(Dataset items)
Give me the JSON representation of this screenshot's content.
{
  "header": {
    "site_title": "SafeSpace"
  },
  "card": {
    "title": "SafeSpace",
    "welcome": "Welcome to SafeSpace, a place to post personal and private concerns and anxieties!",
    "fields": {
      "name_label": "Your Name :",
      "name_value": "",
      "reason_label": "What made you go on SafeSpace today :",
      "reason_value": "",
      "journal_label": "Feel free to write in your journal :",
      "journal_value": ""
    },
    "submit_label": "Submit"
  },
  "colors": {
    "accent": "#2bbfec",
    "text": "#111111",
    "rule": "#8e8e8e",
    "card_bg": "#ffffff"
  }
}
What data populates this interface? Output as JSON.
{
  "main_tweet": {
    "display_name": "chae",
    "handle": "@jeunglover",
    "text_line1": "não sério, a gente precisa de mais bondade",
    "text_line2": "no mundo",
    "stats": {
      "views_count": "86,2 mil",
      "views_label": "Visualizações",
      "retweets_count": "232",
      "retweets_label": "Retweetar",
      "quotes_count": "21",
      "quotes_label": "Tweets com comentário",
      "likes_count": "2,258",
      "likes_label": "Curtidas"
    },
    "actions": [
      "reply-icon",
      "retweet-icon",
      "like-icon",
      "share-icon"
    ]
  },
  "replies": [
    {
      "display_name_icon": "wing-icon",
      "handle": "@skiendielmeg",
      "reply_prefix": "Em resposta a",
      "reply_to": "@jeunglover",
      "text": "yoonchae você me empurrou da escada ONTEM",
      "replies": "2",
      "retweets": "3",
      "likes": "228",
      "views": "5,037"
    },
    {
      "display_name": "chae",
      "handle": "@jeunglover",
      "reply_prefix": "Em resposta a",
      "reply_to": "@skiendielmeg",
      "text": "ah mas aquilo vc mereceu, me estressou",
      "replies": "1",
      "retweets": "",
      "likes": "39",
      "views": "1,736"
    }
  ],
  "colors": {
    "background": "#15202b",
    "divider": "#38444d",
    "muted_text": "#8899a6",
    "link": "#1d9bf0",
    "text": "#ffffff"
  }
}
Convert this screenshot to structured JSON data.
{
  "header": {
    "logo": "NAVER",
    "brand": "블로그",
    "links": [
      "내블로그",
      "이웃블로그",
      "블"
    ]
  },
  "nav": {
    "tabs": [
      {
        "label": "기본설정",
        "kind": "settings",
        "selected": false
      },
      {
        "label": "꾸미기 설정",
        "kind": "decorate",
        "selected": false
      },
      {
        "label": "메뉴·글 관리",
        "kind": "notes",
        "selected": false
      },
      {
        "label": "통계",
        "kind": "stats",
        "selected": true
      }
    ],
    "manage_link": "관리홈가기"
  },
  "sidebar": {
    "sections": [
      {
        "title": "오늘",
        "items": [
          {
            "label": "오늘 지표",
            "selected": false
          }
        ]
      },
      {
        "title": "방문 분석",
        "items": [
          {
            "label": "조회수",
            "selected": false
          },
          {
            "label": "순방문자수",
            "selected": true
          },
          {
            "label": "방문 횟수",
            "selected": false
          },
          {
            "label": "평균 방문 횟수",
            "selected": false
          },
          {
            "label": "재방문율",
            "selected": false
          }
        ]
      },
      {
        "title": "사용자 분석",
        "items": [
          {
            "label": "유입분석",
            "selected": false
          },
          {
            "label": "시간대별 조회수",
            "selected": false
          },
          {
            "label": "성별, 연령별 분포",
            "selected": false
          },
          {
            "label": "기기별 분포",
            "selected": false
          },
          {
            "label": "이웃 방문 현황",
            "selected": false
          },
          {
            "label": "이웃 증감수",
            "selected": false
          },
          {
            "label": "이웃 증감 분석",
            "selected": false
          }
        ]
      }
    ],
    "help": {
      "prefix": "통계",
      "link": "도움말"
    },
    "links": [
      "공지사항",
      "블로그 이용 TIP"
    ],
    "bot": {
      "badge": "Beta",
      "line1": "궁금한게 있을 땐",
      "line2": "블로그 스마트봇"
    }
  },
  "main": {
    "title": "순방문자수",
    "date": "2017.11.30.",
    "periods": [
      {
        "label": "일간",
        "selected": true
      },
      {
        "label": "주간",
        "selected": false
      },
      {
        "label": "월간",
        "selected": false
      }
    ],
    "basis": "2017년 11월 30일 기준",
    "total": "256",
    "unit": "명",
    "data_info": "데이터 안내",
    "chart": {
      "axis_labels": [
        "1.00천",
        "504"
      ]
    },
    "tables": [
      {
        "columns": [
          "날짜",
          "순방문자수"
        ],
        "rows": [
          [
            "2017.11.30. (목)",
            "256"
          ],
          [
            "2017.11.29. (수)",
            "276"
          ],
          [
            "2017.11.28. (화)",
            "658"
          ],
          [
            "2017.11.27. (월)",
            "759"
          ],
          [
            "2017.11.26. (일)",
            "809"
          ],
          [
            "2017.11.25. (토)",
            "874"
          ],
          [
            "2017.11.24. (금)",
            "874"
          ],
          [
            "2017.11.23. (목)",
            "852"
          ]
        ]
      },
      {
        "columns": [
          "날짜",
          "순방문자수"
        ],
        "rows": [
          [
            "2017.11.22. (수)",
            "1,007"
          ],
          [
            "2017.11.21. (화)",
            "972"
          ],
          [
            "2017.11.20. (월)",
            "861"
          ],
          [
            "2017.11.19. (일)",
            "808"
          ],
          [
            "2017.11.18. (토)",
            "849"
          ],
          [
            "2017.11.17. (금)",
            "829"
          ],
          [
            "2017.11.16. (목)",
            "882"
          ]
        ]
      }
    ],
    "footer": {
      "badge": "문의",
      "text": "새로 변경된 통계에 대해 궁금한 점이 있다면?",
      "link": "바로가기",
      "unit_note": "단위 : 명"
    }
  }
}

WHAT IS EXPECTED:
Return the full listing, character for character.

TASK RESULT:
Give me the JSON representation of this screenshot's content.
{
  "header": {
    "site_title": "SafeSpace"
  },
  "card": {
    "title": "SafeSpace",
    "welcome": "Welcome to SafeSpace, a place to post personal and private concerns and anxieties!",
    "fields": {
      "name_label": "Your Name :",
      "name_value": "",
      "reason_label": "What made you go on SafeSpace today :",
      "reason_value": "",
      "journal_label": "Feel free to write in your journal :",
      "journal_value": ""
    },
    "submit_label": "Submit"
  },
  "colors": {
    "accent": "#2bbfec",
    "text": "#111111",
    "rule": "#8e8e8e",
    "card_bg": "#ffffff"
  }
}
What data populates this interface? Output as JSON.
{
  "main_tweet": {
    "display_name": "chae",
    "handle": "@jeunglover",
    "text_line1": "não sério, a gente precisa de mais bondade",
    "text_line2": "no mundo",
    "stats": {
      "views_count": "86,2 mil",
      "views_label": "Visualizações",
      "retweets_count": "232",
      "retweets_label": "Retweetar",
      "quotes_count": "21",
      "quotes_label": "Tweets com comentário",
      "likes_count": "2,258",
      "likes_label": "Curtidas"
    },
    "actions": [
      "reply-icon",
      "retweet-icon",
      "like-icon",
      "share-icon"
    ]
  },
  "replies": [
    {
      "display_name_icon": "wing-icon",
      "handle": "@skiendielmeg",
      "reply_prefix": "Em resposta a",
      "reply_to": "@jeunglover",
      "text": "yoonchae você me empurrou da escada ONTEM",
      "replies": "2",
      "retweets": "3",
      "likes": "228",
      "views": "5,037"
    },
    {
      "display_name": "chae",
      "handle": "@jeunglover",
      "reply_prefix": "Em resposta a",
      "reply_to": "@skiendielmeg",
      "text": "ah mas aquilo vc mereceu, me estressou",
      "replies": "1",
      "retweets": "",
      "likes": "39",
      "views": "1,736"
    }
  ],
  "colors": {
    "background": "#15202b",
    "divider": "#38444d",
    "muted_text": "#8899a6",
    "link": "#1d9bf0",
    "text": "#ffffff"
  }
}
Convert this screenshot to structured JSON data.
{
  "header": {
    "logo": "NAVER",
    "brand": "블로그",
    "links": [
      "내블로그",
      "이웃블로그",
      "블"
    ]
  },
  "nav": {
    "tabs": [
      {
        "label": "기본설정",
        "kind": "settings",
        "selected": false
      },
      {
        "label": "꾸미기 설정",
        "kind": "decorate",
        "selected": false
      },
      {
        "label": "메뉴·글 관리",
        "kind": "notes",
        "selected": false
      },
      {
        "label": "통계",
        "kind": "stats",
        "selected": true
      }
    ],
    "manage_link": "관리홈가기"
  },
  "sidebar": {
    "sections": [
      {
        "title": "오늘",
        "items": [
          {
            "label": "오늘 지표",
            "selected": false
          }
        ]
      },
      {
        "title": "방문 분석",
        "items": [
          {
            "label": "조회수",
            "selected": false
          },
          {
            "label": "순방문자수",
            "selected": true
          },
          {
            "label": "방문 횟수",
            "selected": false
          },
          {
            "label": "평균 방문 횟수",
            "selected": false
          },
          {
            "label": "재방문율",
            "selected": false
          }
        ]
      },
      {
        "title": "사용자 분석",
        "items": [
          {
            "label": "유입분석",
            "selected": false
          },
          {
            "label": "시간대별 조회수",
            "selected": false
          },
          {
            "label": "성별, 연령별 분포",
            "selected": false
          },
          {
            "label": "기기별 분포",
            "selected": false
          },
          {
            "label": "이웃 방문 현황",
            "selected": false
          },
          {
            "label": "이웃 증감수",
            "selected": false
          },
          {
            "label": "이웃 증감 분석",
            "selected": false
          }
        ]
      }
    ],
    "help": {
      "prefix": "통계",
      "link": "도움말"
    },
    "links": [
      "공지사항",
      "블로그 이용 TIP"
    ],
    "bot": {
      "badge": "Beta",
      "line1": "궁금한게 있을 땐",
      "line2": "블로그 스마트봇"
    }
  },
  "main": {
    "title": "순방문자수",
    "date": "2017.11.30.",
    "periods": [
      {
        "label": "일간",
        "selected": true
      },
      {
        "label": "주간",
        "selected": false
      },
      {
        "label": "월간",
        "selected": false
      }
    ],
    "basis": "2017년 11월 30일 기준",
    "total": "256",
    "unit": "명",
    "data_info": "데이터 안내",
    "chart": {
      "axis_labels": [
        "1.00천",
        "504"
      ]
    },
    "tables": [
      {
        "columns": [
          "날짜",
          "순방문자수"
        ],
        "rows": [
          [
            "2017.11.30. (목)",
            "256"
          ],
          [
            "2017.11.29. (수)",
            "276"
          ],
          [
            "2017.11.28. (화)",
            "658"
          ],
          [
            "2017.11.27. (월)",
            "759"
          ],
          [
            "2017.11.26. (일)",
            "809"
          ],
          [
            "2017.11.25. (토)",
            "874"
          ],
          [
            "2017.11.24. (금)",
            "874"
          ],
          [
            "2017.11.23. (목)",
            "852"
          ]
        ]
      },
      {
        "columns": [
          "날짜",
          "순방문자수"
        ],
        "rows": [
          [
            "2017.11.22. (수)",
            "1,007"
          ],
          [
            "2017.11.21. (화)",
            "972"
          ],
          [
            "2017.11.20. (월)",
            "861"
          ],
          [
            "2017.11.19. (일)",
            "808"
          ],
          [
            "2017.11.18. (토)",
            "849"
          ],
          [
            "2017.11.17. (금)",
            "829"
          ],
          [
            "2017.11.16. (목)",
            "882"
          ]
        ]
      }
    ],
    "footer": {
      "badge": "문의",
      "text": "새로 변경된 통계에 대해 궁금한 점이 있다면?",
      "link": "바로가기",
      "unit_note": "단위 : 명"
    }
  }
}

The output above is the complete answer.